Output every line below without omitting or altering anything.

begin Material for the task

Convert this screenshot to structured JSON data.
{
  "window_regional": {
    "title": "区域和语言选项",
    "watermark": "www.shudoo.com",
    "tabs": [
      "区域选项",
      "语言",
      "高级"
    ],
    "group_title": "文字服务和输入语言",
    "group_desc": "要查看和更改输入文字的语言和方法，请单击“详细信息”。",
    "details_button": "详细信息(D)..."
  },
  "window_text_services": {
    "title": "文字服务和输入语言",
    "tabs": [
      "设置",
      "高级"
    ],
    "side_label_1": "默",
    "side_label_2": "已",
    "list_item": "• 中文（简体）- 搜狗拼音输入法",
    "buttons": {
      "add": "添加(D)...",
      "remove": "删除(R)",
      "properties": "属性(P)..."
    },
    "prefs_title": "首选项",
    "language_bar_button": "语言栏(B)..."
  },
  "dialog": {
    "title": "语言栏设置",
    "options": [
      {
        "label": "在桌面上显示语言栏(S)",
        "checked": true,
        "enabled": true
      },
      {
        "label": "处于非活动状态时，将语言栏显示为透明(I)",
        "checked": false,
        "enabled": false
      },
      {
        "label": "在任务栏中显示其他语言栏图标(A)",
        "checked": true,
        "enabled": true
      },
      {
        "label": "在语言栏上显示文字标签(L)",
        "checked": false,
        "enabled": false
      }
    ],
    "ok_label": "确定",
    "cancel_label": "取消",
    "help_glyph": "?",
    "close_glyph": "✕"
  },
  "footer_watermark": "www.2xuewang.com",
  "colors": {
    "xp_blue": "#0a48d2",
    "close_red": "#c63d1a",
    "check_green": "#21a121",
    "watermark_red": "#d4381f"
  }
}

end Material for the task

### Final result
Convert this screenshot to structured JSON data.
{
  "window_regional": {
    "title": "区域和语言选项",
    "watermark": "www.shudoo.com",
    "tabs": [
      "区域选项",
      "语言",
      "高级"
    ],
    "group_title": "文字服务和输入语言",
    "group_desc": "要查看和更改输入文字的语言和方法，请单击“详细信息”。",
    "details_button": "详细信息(D)..."
  },
  "window_text_services": {
    "title": "文字服务和输入语言",
    "tabs": [
      "设置",
      "高级"
    ],
    "side_label_1": "默",
    "side_label_2": "已",
    "list_item": "• 中文（简体）- 搜狗拼音输入法",
    "buttons": {
      "add": "添加(D)...",
      "remove": "删除(R)",
      "properties": "属性(P)..."
    },
    "prefs_title": "首选项",
    "language_bar_button": "语言栏(B)..."
  },
  "dialog": {
    "title": "语言栏设置",
    "options": [
      {
        "label": "在桌面上显示语言栏(S)",
        "checked": true,
        "enabled": true
      },
      {
        "label": "处于非活动状态时，将语言栏显示为透明(I)",
        "checked": false,
        "enabled": false
      },
      {
        "label": "在任务栏中显示其他语言栏图标(A)",
        "checked": true,
        "enabled": true
      },
      {
        "label": "在语言栏上显示文字标签(L)",
        "checked": false,
        "enabled": false
      }
    ],
    "ok_label": "确定",
    "cancel_label": "取消",
    "help_glyph": "?",
    "close_glyph": "✕"
  },
  "footer_watermark": "www.2xuewang.com",
  "colors": {
    "xp_blue": "#0a48d2",
    "close_red": "#c63d1a",
    "check_green": "#21a121",
    "watermark_red": "#d4381f"
  }
}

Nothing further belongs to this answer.